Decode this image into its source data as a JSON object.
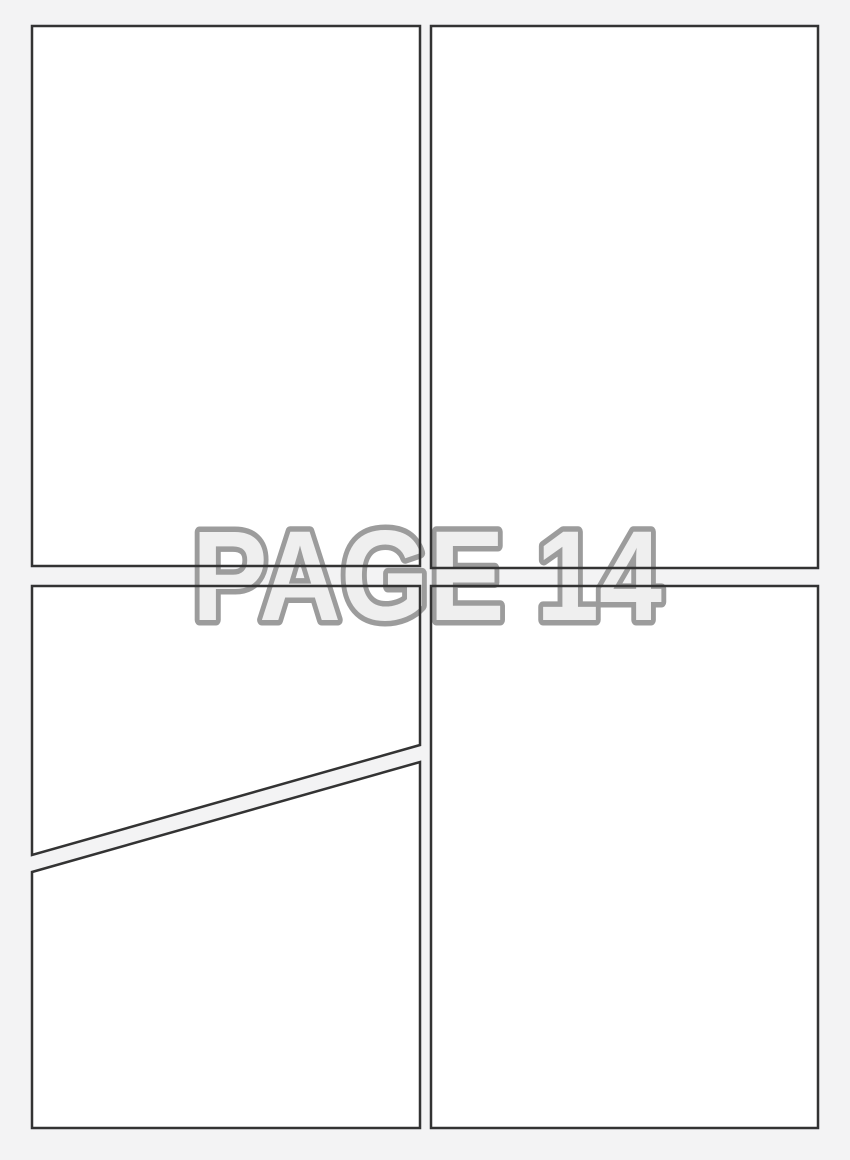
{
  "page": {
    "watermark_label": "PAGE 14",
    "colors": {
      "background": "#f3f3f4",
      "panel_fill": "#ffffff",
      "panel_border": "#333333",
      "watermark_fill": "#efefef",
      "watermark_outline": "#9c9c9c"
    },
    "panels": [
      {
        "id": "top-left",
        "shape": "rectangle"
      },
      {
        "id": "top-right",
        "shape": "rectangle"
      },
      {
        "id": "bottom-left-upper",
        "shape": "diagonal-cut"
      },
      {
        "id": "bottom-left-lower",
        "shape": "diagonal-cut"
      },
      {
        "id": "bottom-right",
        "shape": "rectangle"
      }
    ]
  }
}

--

Requirement —
Leave the pictures out, and transcribe each of the records exactly.

Task output —
Decode this image into its source data as a JSON object.
{
  "page": {
    "watermark_label": "PAGE 14",
    "colors": {
      "background": "#f3f3f4",
      "panel_fill": "#ffffff",
      "panel_border": "#333333",
      "watermark_fill": "#efefef",
      "watermark_outline": "#9c9c9c"
    },
    "panels": [
      {
        "id": "top-left",
        "shape": "rectangle"
      },
      {
        "id": "top-right",
        "shape": "rectangle"
      },
      {
        "id": "bottom-left-upper",
        "shape": "diagonal-cut"
      },
      {
        "id": "bottom-left-lower",
        "shape": "diagonal-cut"
      },
      {
        "id": "bottom-right",
        "shape": "rectangle"
      }
    ]
  }
}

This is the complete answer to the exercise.